SUPPLIED MATERIAL -
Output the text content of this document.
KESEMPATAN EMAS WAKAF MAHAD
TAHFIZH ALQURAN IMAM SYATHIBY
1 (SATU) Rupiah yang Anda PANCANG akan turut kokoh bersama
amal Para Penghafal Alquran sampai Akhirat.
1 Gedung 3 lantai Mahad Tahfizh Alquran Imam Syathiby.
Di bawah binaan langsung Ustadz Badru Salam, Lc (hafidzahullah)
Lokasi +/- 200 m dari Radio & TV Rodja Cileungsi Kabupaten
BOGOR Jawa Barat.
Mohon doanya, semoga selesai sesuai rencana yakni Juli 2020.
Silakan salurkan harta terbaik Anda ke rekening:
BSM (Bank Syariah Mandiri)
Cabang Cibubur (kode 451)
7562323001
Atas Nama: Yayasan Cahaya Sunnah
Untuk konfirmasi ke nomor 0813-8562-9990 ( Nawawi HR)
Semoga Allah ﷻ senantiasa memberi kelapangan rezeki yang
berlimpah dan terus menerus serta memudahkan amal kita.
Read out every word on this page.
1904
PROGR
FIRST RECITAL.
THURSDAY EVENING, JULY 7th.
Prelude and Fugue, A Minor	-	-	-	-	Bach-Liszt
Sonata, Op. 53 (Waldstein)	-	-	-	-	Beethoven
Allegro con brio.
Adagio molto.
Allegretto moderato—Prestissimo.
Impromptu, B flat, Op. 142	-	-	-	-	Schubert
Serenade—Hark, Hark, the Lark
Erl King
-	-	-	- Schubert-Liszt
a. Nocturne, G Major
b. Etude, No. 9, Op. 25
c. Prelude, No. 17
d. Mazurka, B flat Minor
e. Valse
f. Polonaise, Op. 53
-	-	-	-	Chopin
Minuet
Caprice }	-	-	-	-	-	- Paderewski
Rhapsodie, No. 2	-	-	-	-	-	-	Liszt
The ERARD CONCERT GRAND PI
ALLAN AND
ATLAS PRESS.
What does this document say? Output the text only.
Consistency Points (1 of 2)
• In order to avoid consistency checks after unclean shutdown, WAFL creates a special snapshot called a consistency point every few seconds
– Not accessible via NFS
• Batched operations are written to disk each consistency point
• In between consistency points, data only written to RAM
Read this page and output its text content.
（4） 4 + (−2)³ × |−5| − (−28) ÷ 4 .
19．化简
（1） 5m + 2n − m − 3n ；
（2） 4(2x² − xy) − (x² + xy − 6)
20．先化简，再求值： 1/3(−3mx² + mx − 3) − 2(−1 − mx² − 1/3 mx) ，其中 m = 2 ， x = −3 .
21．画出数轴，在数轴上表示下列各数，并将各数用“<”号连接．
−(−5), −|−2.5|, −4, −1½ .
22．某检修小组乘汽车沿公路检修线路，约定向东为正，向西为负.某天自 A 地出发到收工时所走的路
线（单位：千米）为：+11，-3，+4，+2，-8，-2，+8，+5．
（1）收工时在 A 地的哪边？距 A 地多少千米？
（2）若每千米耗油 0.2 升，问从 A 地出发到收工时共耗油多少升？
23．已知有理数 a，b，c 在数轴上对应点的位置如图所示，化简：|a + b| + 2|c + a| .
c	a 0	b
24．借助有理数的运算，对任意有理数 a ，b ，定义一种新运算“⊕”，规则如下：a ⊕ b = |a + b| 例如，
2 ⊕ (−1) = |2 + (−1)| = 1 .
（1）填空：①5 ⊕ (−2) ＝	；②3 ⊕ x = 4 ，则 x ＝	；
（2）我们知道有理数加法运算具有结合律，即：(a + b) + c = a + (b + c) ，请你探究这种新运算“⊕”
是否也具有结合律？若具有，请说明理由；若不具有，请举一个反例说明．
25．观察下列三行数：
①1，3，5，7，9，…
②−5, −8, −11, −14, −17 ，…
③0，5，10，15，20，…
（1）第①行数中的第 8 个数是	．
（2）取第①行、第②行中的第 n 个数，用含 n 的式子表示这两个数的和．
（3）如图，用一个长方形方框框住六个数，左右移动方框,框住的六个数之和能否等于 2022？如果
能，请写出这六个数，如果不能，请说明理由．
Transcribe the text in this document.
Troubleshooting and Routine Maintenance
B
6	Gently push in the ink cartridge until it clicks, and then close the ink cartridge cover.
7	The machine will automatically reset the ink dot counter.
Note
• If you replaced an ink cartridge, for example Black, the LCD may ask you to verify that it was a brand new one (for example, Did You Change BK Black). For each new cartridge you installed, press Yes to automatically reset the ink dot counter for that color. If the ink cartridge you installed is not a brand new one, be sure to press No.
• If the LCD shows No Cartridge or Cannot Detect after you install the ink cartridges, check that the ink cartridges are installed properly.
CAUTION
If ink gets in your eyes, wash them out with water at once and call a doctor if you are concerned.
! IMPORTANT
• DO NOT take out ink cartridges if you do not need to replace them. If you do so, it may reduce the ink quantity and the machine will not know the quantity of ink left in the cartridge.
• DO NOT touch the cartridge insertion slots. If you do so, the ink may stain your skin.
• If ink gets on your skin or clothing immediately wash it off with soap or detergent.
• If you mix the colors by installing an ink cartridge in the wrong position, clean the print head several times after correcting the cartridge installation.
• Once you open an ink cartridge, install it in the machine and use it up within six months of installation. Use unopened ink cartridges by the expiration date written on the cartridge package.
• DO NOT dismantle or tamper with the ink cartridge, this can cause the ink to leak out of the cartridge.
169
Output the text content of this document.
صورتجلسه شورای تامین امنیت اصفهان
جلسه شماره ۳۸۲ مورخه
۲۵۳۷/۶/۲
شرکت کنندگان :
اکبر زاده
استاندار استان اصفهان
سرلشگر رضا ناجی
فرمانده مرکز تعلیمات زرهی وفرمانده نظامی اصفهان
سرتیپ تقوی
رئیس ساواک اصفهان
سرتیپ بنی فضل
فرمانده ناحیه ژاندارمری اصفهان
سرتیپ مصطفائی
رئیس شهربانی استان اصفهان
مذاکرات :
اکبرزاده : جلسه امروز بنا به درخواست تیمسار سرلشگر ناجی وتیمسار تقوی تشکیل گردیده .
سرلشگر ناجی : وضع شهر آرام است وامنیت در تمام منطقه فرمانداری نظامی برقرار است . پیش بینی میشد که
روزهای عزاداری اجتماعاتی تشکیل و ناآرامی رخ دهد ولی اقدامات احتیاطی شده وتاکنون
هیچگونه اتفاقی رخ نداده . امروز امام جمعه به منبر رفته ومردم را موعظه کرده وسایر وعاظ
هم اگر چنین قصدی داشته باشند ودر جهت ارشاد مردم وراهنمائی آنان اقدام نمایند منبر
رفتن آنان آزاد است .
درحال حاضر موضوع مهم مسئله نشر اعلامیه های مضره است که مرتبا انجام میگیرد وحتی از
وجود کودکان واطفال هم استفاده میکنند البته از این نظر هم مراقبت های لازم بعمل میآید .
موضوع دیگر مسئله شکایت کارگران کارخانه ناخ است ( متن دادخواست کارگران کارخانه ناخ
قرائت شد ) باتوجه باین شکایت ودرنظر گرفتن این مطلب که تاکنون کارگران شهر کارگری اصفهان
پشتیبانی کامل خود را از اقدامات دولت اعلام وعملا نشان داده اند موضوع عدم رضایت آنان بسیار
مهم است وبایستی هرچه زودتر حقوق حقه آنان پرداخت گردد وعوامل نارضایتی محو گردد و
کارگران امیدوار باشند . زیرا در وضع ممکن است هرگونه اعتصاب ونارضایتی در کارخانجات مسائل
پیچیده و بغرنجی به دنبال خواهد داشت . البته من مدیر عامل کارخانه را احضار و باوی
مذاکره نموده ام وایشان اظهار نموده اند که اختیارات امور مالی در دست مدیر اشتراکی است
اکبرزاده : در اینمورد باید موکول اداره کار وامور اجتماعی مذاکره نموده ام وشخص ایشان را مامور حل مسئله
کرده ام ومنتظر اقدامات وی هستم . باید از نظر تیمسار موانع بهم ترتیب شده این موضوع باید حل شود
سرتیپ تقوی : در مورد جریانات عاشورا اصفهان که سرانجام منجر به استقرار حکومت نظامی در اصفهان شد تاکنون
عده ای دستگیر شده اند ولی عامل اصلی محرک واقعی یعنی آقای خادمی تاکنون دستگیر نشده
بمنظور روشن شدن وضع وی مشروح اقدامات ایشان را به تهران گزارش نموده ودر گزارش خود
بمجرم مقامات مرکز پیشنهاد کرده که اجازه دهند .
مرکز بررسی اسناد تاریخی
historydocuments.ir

WORK REQUIRED - In the entries above, find lines with "باشند" and copy each.

RESPONSE -
هم اگر چنین قصدی داشته باشند ودر جهت ارشاد مردم وراهنمائی آنان اقدام نمایند منبر
کارگران امیدوار باشند . زیرا در وضع ممکن است هرگونه اعتصاب ونارضایتی در کارخانجات مسائل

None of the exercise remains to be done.